**Short problem:** Reproduce all the entries exactly.

## Begin The input

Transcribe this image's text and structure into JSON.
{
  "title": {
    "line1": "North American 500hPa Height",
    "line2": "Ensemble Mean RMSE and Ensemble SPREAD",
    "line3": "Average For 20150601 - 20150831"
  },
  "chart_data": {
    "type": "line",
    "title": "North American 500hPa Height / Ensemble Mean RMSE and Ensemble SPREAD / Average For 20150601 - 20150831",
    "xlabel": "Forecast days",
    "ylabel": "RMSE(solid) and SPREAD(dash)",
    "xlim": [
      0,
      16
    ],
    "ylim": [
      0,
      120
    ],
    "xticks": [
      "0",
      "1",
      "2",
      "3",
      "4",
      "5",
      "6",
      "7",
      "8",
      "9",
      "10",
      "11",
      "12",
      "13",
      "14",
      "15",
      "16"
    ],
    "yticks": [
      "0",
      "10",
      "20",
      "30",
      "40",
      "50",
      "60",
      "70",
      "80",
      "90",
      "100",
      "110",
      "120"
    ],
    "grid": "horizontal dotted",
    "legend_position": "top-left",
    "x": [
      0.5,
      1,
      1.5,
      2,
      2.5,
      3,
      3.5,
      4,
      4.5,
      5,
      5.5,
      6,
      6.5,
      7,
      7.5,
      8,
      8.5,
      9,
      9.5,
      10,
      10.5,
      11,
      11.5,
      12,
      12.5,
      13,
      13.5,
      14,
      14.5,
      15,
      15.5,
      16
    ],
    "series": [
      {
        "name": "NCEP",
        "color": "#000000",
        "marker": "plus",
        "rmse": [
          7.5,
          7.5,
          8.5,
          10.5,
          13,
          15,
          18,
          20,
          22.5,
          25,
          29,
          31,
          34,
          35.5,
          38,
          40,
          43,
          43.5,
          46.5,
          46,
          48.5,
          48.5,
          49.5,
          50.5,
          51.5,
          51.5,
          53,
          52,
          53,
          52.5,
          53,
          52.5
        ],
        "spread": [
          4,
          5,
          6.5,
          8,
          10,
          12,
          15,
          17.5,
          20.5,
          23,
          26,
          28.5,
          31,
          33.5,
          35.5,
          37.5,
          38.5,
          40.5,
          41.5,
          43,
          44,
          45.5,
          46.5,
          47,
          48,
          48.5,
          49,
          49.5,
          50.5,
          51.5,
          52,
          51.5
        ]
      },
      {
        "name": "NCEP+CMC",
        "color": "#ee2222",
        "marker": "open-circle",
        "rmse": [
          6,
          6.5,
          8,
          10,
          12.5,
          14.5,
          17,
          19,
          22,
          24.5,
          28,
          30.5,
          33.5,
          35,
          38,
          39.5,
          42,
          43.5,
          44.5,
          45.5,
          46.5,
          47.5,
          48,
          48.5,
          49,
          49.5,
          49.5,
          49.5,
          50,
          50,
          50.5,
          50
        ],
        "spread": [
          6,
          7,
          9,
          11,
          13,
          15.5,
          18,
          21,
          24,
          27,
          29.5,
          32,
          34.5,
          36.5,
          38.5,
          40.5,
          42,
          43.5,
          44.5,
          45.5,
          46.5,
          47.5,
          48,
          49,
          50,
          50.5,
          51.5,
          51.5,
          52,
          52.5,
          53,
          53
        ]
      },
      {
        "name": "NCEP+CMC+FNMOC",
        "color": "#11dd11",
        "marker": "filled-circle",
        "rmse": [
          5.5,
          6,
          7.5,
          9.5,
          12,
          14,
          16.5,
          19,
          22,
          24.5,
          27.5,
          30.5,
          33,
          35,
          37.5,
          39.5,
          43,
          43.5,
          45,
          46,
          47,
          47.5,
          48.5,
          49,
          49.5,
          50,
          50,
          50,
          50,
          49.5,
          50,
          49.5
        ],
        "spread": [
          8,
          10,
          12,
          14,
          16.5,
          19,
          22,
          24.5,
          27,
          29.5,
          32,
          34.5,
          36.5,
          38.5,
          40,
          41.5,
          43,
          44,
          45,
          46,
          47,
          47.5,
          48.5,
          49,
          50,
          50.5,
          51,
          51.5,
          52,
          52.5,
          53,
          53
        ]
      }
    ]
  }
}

## End The input

**Task solution:**
Transcribe this image's text and structure into JSON.
{
  "title": {
    "line1": "North American 500hPa Height",
    "line2": "Ensemble Mean RMSE and Ensemble SPREAD",
    "line3": "Average For 20150601 - 20150831"
  },
  "chart_data": {
    "type": "line",
    "title": "North American 500hPa Height / Ensemble Mean RMSE and Ensemble SPREAD / Average For 20150601 - 20150831",
    "xlabel": "Forecast days",
    "ylabel": "RMSE(solid) and SPREAD(dash)",
    "xlim": [
      0,
      16
    ],
    "ylim": [
      0,
      120
    ],
    "xticks": [
      "0",
      "1",
      "2",
      "3",
      "4",
      "5",
      "6",
      "7",
      "8",
      "9",
      "10",
      "11",
      "12",
      "13",
      "14",
      "15",
      "16"
    ],
    "yticks": [
      "0",
      "10",
      "20",
      "30",
      "40",
      "50",
      "60",
      "70",
      "80",
      "90",
      "100",
      "110",
      "120"
    ],
    "grid": "horizontal dotted",
    "legend_position": "top-left",
    "x": [
      0.5,
      1,
      1.5,
      2,
      2.5,
      3,
      3.5,
      4,
      4.5,
      5,
      5.5,
      6,
      6.5,
      7,
      7.5,
      8,
      8.5,
      9,
      9.5,
      10,
      10.5,
      11,
      11.5,
      12,
      12.5,
      13,
      13.5,
      14,
      14.5,
      15,
      15.5,
      16
    ],
    "series": [
      {
        "name": "NCEP",
        "color": "#000000",
        "marker": "plus",
        "rmse": [
          7.5,
          7.5,
          8.5,
          10.5,
          13,
          15,
          18,
          20,
          22.5,
          25,
          29,
          31,
          34,
          35.5,
          38,
          40,
          43,
          43.5,
          46.5,
          46,
          48.5,
          48.5,
          49.5,
          50.5,
          51.5,
          51.5,
          53,
          52,
          53,
          52.5,
          53,
          52.5
        ],
        "spread": [
          4,
          5,
          6.5,
          8,
          10,
          12,
          15,
          17.5,
          20.5,
          23,
          26,
          28.5,
          31,
          33.5,
          35.5,
          37.5,
          38.5,
          40.5,
          41.5,
          43,
          44,
          45.5,
          46.5,
          47,
          48,
          48.5,
          49,
          49.5,
          50.5,
          51.5,
          52,
          51.5
        ]
      },
      {
        "name": "NCEP+CMC",
        "color": "#ee2222",
        "marker": "open-circle",
        "rmse": [
          6,
          6.5,
          8,
          10,
          12.5,
          14.5,
          17,
          19,
          22,
          24.5,
          28,
          30.5,
          33.5,
          35,
          38,
          39.5,
          42,
          43.5,
          44.5,
          45.5,
          46.5,
          47.5,
          48,
          48.5,
          49,
          49.5,
          49.5,
          49.5,
          50,
          50,
          50.5,
          50
        ],
        "spread": [
          6,
          7,
          9,
          11,
          13,
          15.5,
          18,
          21,
          24,
          27,
          29.5,
          32,
          34.5,
          36.5,
          38.5,
          40.5,
          42,
          43.5,
          44.5,
          45.5,
          46.5,
          47.5,
          48,
          49,
          50,
          50.5,
          51.5,
          51.5,
          52,
          52.5,
          53,
          53
        ]
      },
      {
        "name": "NCEP+CMC+FNMOC",
        "color": "#11dd11",
        "marker": "filled-circle",
        "rmse": [
          5.5,
          6,
          7.5,
          9.5,
          12,
          14,
          16.5,
          19,
          22,
          24.5,
          27.5,
          30.5,
          33,
          35,
          37.5,
          39.5,
          43,
          43.5,
          45,
          46,
          47,
          47.5,
          48.5,
          49,
          49.5,
          50,
          50,
          50,
          50,
          49.5,
          50,
          49.5
        ],
        "spread": [
          8,
          10,
          12,
          14,
          16.5,
          19,
          22,
          24.5,
          27,
          29.5,
          32,
          34.5,
          36.5,
          38.5,
          40,
          41.5,
          43,
          44,
          45,
          46,
          47,
          47.5,
          48.5,
          49,
          50,
          50.5,
          51,
          51.5,
          52,
          52.5,
          53,
          53
        ]
      }
    ]
  }
}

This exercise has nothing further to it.